Please reproduce the items word for word, starting at their first line and ending with the line that contains "141, 1247, 1259]", both included.

╭─ Data rows

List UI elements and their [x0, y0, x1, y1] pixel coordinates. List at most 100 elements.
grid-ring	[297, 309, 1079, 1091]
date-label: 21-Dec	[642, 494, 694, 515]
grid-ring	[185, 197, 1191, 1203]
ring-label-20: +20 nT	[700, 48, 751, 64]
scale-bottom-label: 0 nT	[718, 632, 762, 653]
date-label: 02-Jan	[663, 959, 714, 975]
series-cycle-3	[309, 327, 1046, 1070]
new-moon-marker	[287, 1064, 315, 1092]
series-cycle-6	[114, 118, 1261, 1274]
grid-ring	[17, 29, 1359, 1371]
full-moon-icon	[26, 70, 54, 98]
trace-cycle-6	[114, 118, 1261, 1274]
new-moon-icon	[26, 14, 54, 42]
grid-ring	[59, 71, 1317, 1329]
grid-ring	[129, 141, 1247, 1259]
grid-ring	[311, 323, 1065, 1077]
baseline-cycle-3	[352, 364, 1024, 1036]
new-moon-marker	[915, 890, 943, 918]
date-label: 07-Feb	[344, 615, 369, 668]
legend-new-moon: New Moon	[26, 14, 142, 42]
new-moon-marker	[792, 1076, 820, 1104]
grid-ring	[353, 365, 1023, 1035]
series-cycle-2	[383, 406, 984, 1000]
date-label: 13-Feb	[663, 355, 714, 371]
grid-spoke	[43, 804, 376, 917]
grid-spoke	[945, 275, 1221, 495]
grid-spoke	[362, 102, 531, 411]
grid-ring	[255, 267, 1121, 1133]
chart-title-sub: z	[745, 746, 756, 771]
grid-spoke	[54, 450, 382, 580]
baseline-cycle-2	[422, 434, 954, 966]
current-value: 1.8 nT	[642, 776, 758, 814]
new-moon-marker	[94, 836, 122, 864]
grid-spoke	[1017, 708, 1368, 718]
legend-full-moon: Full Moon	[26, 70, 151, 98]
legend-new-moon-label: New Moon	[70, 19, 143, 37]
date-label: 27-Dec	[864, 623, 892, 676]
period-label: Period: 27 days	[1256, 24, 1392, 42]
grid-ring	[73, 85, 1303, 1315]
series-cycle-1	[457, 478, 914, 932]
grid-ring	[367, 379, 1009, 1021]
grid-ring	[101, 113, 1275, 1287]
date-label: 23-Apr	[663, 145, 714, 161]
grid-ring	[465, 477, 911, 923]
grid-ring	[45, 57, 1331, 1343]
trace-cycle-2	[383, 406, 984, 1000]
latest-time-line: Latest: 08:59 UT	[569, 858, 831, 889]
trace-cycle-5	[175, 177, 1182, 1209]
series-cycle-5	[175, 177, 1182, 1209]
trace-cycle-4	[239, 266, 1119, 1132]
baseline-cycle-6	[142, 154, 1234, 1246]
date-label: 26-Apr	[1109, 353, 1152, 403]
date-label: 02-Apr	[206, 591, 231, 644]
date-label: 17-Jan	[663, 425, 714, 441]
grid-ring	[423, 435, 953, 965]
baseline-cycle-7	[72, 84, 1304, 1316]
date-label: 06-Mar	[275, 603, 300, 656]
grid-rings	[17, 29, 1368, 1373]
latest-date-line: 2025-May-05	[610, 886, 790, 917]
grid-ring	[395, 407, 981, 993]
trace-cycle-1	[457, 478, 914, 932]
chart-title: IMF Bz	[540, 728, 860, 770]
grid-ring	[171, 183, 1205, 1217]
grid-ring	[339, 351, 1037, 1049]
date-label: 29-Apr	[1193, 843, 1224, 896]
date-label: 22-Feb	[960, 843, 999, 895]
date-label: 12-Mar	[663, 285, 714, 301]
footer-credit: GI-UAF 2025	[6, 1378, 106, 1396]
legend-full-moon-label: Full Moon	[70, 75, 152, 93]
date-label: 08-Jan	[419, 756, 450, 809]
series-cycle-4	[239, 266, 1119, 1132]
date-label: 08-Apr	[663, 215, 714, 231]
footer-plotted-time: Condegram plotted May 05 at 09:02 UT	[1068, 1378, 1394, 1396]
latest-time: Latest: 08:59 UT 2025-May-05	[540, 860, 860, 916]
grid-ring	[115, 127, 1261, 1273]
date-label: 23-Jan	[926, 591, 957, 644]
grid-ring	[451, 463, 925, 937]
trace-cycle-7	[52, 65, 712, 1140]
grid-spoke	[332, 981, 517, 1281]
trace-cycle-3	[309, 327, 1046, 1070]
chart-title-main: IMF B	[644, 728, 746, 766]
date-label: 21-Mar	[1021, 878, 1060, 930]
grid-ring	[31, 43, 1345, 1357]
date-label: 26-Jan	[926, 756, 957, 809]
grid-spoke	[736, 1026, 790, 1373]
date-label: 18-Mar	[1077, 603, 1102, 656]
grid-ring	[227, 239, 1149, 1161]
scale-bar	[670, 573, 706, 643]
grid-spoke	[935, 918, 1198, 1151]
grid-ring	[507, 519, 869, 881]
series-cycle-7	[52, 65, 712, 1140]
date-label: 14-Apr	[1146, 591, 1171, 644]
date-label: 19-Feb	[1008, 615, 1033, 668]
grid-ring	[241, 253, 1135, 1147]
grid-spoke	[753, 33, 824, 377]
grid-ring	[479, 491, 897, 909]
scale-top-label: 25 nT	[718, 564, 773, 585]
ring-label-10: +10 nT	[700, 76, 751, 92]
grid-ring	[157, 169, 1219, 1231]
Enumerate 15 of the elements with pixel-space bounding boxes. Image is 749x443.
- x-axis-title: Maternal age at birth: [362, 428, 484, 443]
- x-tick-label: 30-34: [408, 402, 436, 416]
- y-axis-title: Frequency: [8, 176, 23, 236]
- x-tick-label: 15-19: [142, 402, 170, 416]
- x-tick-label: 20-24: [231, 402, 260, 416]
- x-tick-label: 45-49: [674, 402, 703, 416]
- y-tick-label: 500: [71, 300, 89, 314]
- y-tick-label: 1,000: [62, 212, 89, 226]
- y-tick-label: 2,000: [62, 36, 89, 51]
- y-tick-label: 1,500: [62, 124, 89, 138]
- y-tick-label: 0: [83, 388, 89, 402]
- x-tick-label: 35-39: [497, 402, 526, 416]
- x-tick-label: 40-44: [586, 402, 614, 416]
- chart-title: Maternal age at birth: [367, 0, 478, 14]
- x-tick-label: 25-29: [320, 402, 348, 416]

╰─

• _Expected answer_
List UI elements and their [x0, y0, x1, y1] pixel coordinates. List at most 100 elements.
grid-ring	[297, 309, 1079, 1091]
date-label: 21-Dec	[642, 494, 694, 515]
grid-ring	[185, 197, 1191, 1203]
ring-label-20: +20 nT	[700, 48, 751, 64]
scale-bottom-label: 0 nT	[718, 632, 762, 653]
date-label: 02-Jan	[663, 959, 714, 975]
series-cycle-3	[309, 327, 1046, 1070]
new-moon-marker	[287, 1064, 315, 1092]
series-cycle-6	[114, 118, 1261, 1274]
grid-ring	[17, 29, 1359, 1371]
full-moon-icon	[26, 70, 54, 98]
trace-cycle-6	[114, 118, 1261, 1274]
new-moon-icon	[26, 14, 54, 42]
grid-ring	[59, 71, 1317, 1329]
grid-ring	[129, 141, 1247, 1259]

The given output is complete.